**INPUT:**
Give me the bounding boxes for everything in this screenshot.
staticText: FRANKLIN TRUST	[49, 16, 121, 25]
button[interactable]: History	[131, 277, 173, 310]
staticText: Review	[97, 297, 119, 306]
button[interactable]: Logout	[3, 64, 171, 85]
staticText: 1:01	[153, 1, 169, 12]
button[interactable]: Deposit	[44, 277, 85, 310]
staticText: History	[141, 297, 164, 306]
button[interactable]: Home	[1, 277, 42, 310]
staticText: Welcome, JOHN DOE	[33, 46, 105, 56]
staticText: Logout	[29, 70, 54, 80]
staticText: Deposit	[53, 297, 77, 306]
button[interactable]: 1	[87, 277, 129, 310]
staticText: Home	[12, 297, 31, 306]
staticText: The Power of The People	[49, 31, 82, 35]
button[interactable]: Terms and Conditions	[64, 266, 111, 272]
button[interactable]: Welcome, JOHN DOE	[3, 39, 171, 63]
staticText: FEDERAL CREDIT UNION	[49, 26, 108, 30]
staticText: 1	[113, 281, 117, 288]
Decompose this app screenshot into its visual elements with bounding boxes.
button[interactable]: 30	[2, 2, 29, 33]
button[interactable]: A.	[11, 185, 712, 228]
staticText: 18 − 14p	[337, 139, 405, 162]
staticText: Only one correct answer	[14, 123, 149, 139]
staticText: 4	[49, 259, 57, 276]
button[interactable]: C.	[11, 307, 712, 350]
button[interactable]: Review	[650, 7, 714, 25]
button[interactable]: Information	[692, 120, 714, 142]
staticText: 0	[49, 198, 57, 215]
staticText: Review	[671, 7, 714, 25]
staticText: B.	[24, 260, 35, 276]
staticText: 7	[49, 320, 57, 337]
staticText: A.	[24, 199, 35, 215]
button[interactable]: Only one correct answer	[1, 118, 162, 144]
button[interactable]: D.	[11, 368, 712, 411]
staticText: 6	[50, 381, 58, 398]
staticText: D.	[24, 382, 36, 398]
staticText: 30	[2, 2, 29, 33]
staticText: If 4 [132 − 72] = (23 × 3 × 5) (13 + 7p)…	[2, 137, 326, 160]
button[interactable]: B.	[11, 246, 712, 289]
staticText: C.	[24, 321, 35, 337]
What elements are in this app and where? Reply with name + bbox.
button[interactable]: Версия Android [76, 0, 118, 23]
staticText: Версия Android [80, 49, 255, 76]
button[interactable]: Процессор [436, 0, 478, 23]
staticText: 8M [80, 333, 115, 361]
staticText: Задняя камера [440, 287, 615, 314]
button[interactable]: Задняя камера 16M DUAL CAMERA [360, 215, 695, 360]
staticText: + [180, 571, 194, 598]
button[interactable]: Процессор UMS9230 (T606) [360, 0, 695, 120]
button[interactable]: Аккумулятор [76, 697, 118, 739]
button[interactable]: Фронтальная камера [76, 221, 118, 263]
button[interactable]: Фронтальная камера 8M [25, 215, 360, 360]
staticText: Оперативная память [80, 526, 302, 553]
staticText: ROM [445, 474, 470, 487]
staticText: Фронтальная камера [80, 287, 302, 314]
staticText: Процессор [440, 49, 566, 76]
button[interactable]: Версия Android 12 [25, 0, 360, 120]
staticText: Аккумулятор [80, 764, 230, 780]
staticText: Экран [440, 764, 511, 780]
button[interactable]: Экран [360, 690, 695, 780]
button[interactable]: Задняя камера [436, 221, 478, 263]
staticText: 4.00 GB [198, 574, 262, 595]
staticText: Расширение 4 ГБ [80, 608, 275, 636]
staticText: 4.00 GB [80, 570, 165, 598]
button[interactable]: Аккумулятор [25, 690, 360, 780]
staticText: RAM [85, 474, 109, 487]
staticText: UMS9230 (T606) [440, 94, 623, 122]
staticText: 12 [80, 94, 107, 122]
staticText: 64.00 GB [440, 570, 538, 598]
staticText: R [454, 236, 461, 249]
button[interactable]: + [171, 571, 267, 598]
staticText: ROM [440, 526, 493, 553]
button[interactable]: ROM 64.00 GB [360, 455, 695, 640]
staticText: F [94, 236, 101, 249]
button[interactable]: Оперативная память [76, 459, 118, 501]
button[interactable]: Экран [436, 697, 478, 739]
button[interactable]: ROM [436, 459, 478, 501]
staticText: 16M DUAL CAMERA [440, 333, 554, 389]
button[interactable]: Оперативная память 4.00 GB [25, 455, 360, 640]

**JOB:** Swap "Deposit" for "Transfer" everywhere in the listing above, and write out the full listing again with nothing else altered.

**EXERCISE RESULT:**
Give me the bounding boxes for everything in this screenshot.
staticText: FRANKLIN TRUST	[49, 16, 121, 25]
button[interactable]: History	[131, 277, 173, 310]
staticText: Review	[97, 297, 119, 306]
button[interactable]: Logout	[3, 64, 171, 85]
staticText: 1:01	[153, 1, 169, 12]
button[interactable]: Transfer	[44, 277, 85, 310]
staticText: History	[141, 297, 164, 306]
button[interactable]: Home	[1, 277, 42, 310]
staticText: Welcome, JOHN DOE	[33, 46, 105, 56]
staticText: Logout	[29, 70, 54, 80]
staticText: Transfer	[53, 297, 77, 306]
button[interactable]: 1	[87, 277, 129, 310]
staticText: Home	[12, 297, 31, 306]
staticText: The Power of The People	[49, 31, 82, 35]
button[interactable]: Terms and Conditions	[64, 266, 111, 272]
button[interactable]: Welcome, JOHN DOE	[3, 39, 171, 63]
staticText: FEDERAL CREDIT UNION	[49, 26, 108, 30]
staticText: 1	[113, 281, 117, 288]
Decompose this app screenshot into its visual elements with bounding boxes.
button[interactable]: 30	[2, 2, 29, 33]
button[interactable]: A.	[11, 185, 712, 228]
staticText: 18 − 14p	[337, 139, 405, 162]
staticText: Only one correct answer	[14, 123, 149, 139]
staticText: 4	[49, 259, 57, 276]
button[interactable]: C.	[11, 307, 712, 350]
button[interactable]: Review	[650, 7, 714, 25]
button[interactable]: Information	[692, 120, 714, 142]
staticText: 0	[49, 198, 57, 215]
staticText: Review	[671, 7, 714, 25]
staticText: B.	[24, 260, 35, 276]
staticText: 7	[49, 320, 57, 337]
staticText: A.	[24, 199, 35, 215]
button[interactable]: Only one correct answer	[1, 118, 162, 144]
button[interactable]: D.	[11, 368, 712, 411]
staticText: 6	[50, 381, 58, 398]
staticText: D.	[24, 382, 36, 398]
staticText: 30	[2, 2, 29, 33]
staticText: If 4 [132 − 72] = (23 × 3 × 5) (13 + 7p)…	[2, 137, 326, 160]
button[interactable]: B.	[11, 246, 712, 289]
staticText: C.	[24, 321, 35, 337]
What elements are in this app and where? Reply with name + bbox.
button[interactable]: Версия Android [76, 0, 118, 23]
staticText: Версия Android [80, 49, 255, 76]
button[interactable]: Процессор [436, 0, 478, 23]
staticText: 8M [80, 333, 115, 361]
staticText: Задняя камера [440, 287, 615, 314]
button[interactable]: Задняя камера 16M DUAL CAMERA [360, 215, 695, 360]
staticText: + [180, 571, 194, 598]
button[interactable]: Процессор UMS9230 (T606) [360, 0, 695, 120]
button[interactable]: Аккумулятор [76, 697, 118, 739]
button[interactable]: Фронтальная камера [76, 221, 118, 263]
button[interactable]: Фронтальная камера 8M [25, 215, 360, 360]
staticText: Оперативная память [80, 526, 302, 553]
staticText: ROM [445, 474, 470, 487]
staticText: Фронтальная камера [80, 287, 302, 314]
staticText: Процессор [440, 49, 566, 76]
button[interactable]: Версия Android 12 [25, 0, 360, 120]
staticText: Аккумулятор [80, 764, 230, 780]
staticText: Экран [440, 764, 511, 780]
button[interactable]: Экран [360, 690, 695, 780]
button[interactable]: Задняя камера [436, 221, 478, 263]
staticText: 4.00 GB [198, 574, 262, 595]
staticText: Расширение 4 ГБ [80, 608, 275, 636]
staticText: 4.00 GB [80, 570, 165, 598]
button[interactable]: Аккумулятор [25, 690, 360, 780]
staticText: RAM [85, 474, 109, 487]
staticText: UMS9230 (T606) [440, 94, 623, 122]
staticText: 12 [80, 94, 107, 122]
staticText: 64.00 GB [440, 570, 538, 598]
staticText: R [454, 236, 461, 249]
button[interactable]: + [171, 571, 267, 598]
staticText: ROM [440, 526, 493, 553]
button[interactable]: ROM 64.00 GB [360, 455, 695, 640]
staticText: F [94, 236, 101, 249]
button[interactable]: Оперативная память [76, 459, 118, 501]
button[interactable]: Экран [436, 697, 478, 739]
button[interactable]: ROM [436, 459, 478, 501]
staticText: 16M DUAL CAMERA [440, 333, 554, 389]
button[interactable]: Оперативная память 4.00 GB [25, 455, 360, 640]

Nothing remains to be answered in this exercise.